═══ EXERCISE MATERIAL ═══

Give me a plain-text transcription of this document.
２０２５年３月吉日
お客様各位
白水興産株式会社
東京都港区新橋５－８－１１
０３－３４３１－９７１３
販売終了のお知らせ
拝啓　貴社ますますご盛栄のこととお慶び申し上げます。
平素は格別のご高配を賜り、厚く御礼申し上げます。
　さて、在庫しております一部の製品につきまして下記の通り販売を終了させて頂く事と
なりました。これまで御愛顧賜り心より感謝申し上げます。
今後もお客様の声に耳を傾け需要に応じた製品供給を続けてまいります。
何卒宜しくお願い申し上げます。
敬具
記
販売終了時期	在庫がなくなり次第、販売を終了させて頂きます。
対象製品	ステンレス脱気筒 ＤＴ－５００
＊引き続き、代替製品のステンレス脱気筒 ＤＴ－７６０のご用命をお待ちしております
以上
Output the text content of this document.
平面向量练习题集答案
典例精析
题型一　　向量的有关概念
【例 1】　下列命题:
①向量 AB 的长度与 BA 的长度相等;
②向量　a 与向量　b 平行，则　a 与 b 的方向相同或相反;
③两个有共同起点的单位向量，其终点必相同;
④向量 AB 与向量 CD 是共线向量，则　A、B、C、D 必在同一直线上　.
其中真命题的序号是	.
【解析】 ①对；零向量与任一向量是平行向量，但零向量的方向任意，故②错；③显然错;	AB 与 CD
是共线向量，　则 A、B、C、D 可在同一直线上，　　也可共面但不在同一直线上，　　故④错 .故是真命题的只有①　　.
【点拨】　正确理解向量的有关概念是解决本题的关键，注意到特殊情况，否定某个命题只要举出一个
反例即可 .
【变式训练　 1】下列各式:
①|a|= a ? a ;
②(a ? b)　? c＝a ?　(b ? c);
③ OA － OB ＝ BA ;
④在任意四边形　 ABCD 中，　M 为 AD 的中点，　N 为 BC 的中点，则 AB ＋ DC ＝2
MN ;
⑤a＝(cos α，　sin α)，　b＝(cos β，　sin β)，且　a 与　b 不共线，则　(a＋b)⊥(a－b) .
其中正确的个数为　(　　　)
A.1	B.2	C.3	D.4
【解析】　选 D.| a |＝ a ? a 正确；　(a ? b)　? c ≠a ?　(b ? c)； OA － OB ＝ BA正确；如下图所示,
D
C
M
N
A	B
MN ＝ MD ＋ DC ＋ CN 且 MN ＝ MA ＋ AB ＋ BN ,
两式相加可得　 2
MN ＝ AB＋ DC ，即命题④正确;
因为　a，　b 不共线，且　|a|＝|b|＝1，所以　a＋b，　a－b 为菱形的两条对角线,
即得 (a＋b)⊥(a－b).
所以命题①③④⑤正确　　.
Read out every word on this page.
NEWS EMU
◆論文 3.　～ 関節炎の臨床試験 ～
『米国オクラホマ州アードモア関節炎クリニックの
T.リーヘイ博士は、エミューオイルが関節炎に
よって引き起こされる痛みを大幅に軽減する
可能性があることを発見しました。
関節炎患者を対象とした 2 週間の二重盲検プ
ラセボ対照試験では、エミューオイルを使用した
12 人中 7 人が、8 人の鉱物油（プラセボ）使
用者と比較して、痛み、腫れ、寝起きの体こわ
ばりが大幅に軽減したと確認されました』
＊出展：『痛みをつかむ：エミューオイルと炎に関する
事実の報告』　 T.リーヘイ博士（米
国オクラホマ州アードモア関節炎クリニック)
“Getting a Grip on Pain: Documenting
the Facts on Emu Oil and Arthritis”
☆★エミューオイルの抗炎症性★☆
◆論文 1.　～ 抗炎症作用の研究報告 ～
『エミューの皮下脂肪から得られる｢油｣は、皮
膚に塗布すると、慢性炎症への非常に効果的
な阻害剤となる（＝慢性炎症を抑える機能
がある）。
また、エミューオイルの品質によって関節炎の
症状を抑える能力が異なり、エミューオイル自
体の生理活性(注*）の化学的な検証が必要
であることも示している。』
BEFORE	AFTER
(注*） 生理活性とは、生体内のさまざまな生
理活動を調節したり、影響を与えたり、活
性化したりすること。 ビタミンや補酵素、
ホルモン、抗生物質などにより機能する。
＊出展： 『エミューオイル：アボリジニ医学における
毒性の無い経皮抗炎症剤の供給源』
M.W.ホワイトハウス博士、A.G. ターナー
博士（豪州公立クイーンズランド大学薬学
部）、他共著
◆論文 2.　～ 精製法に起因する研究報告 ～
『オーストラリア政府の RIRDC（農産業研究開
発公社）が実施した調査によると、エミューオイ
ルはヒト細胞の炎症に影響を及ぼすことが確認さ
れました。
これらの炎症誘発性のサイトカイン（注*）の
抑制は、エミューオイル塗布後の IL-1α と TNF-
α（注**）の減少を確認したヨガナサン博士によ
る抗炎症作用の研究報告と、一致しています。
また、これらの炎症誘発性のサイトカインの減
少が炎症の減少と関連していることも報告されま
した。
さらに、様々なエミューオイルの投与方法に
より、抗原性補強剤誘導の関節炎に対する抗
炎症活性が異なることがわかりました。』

═══

WRITTEN EXERCISE:
Without omitting anything, output the entries exactly.

RESULT OF THE TASK:
Give me a plain-text transcription of this document.
２０２５年３月吉日
お客様各位
白水興産株式会社
東京都港区新橋５－８－１１
０３－３４３１－９７１３
販売終了のお知らせ
拝啓　貴社ますますご盛栄のこととお慶び申し上げます。
平素は格別のご高配を賜り、厚く御礼申し上げます。
　さて、在庫しております一部の製品につきまして下記の通り販売を終了させて頂く事と
なりました。これまで御愛顧賜り心より感謝申し上げます。
今後もお客様の声に耳を傾け需要に応じた製品供給を続けてまいります。
何卒宜しくお願い申し上げます。
敬具
記
販売終了時期	在庫がなくなり次第、販売を終了させて頂きます。
対象製品	ステンレス脱気筒 ＤＴ－５００
＊引き続き、代替製品のステンレス脱気筒 ＤＴ－７６０のご用命をお待ちしております
以上
Output the text content of this document.
平面向量练习题集答案
典例精析
题型一　　向量的有关概念
【例 1】　下列命题:
①向量 AB 的长度与 BA 的长度相等;
②向量　a 与向量　b 平行，则　a 与 b 的方向相同或相反;
③两个有共同起点的单位向量，其终点必相同;
④向量 AB 与向量 CD 是共线向量，则　A、B、C、D 必在同一直线上　.
其中真命题的序号是	.
【解析】 ①对；零向量与任一向量是平行向量，但零向量的方向任意，故②错；③显然错;	AB 与 CD
是共线向量，　则 A、B、C、D 可在同一直线上，　　也可共面但不在同一直线上，　　故④错 .故是真命题的只有①　　.
【点拨】　正确理解向量的有关概念是解决本题的关键，注意到特殊情况，否定某个命题只要举出一个
反例即可 .
【变式训练　 1】下列各式:
①|a|= a ? a ;
②(a ? b)　? c＝a ?　(b ? c);
③ OA － OB ＝ BA ;
④在任意四边形　 ABCD 中，　M 为 AD 的中点，　N 为 BC 的中点，则 AB ＋ DC ＝2
MN ;
⑤a＝(cos α，　sin α)，　b＝(cos β，　sin β)，且　a 与　b 不共线，则　(a＋b)⊥(a－b) .
其中正确的个数为　(　　　)
A.1	B.2	C.3	D.4
【解析】　选 D.| a |＝ a ? a 正确；　(a ? b)　? c ≠a ?　(b ? c)； OA － OB ＝ BA正确；如下图所示,
D
C
M
N
A	B
MN ＝ MD ＋ DC ＋ CN 且 MN ＝ MA ＋ AB ＋ BN ,
两式相加可得　 2
MN ＝ AB＋ DC ，即命题④正确;
因为　a，　b 不共线，且　|a|＝|b|＝1，所以　a＋b，　a－b 为菱形的两条对角线,
即得 (a＋b)⊥(a－b).
所以命题①③④⑤正确　　.
Read out every word on this page.
NEWS EMU
◆論文 3.　～ 関節炎の臨床試験 ～
『米国オクラホマ州アードモア関節炎クリニックの
T.リーヘイ博士は、エミューオイルが関節炎に
よって引き起こされる痛みを大幅に軽減する
可能性があることを発見しました。
関節炎患者を対象とした 2 週間の二重盲検プ
ラセボ対照試験では、エミューオイルを使用した
12 人中 7 人が、8 人の鉱物油（プラセボ）使
用者と比較して、痛み、腫れ、寝起きの体こわ
ばりが大幅に軽減したと確認されました』
＊出展：『痛みをつかむ：エミューオイルと炎に関する
事実の報告』　 T.リーヘイ博士（米
国オクラホマ州アードモア関節炎クリニック)
“Getting a Grip on Pain: Documenting
the Facts on Emu Oil and Arthritis”
☆★エミューオイルの抗炎症性★☆
◆論文 1.　～ 抗炎症作用の研究報告 ～
『エミューの皮下脂肪から得られる｢油｣は、皮
膚に塗布すると、慢性炎症への非常に効果的
な阻害剤となる（＝慢性炎症を抑える機能
がある）。
また、エミューオイルの品質によって関節炎の
症状を抑える能力が異なり、エミューオイル自
体の生理活性(注*）の化学的な検証が必要
であることも示している。』
BEFORE	AFTER
(注*） 生理活性とは、生体内のさまざまな生
理活動を調節したり、影響を与えたり、活
性化したりすること。 ビタミンや補酵素、
ホルモン、抗生物質などにより機能する。
＊出展： 『エミューオイル：アボリジニ医学における
毒性の無い経皮抗炎症剤の供給源』
M.W.ホワイトハウス博士、A.G. ターナー
博士（豪州公立クイーンズランド大学薬学
部）、他共著
◆論文 2.　～ 精製法に起因する研究報告 ～
『オーストラリア政府の RIRDC（農産業研究開
発公社）が実施した調査によると、エミューオイ
ルはヒト細胞の炎症に影響を及ぼすことが確認さ
れました。
これらの炎症誘発性のサイトカイン（注*）の
抑制は、エミューオイル塗布後の IL-1α と TNF-
α（注**）の減少を確認したヨガナサン博士によ
る抗炎症作用の研究報告と、一致しています。
また、これらの炎症誘発性のサイトカインの減
少が炎症の減少と関連していることも報告されま
した。
さらに、様々なエミューオイルの投与方法に
より、抗原性補強剤誘導の関節炎に対する抗
炎症活性が異なることがわかりました。』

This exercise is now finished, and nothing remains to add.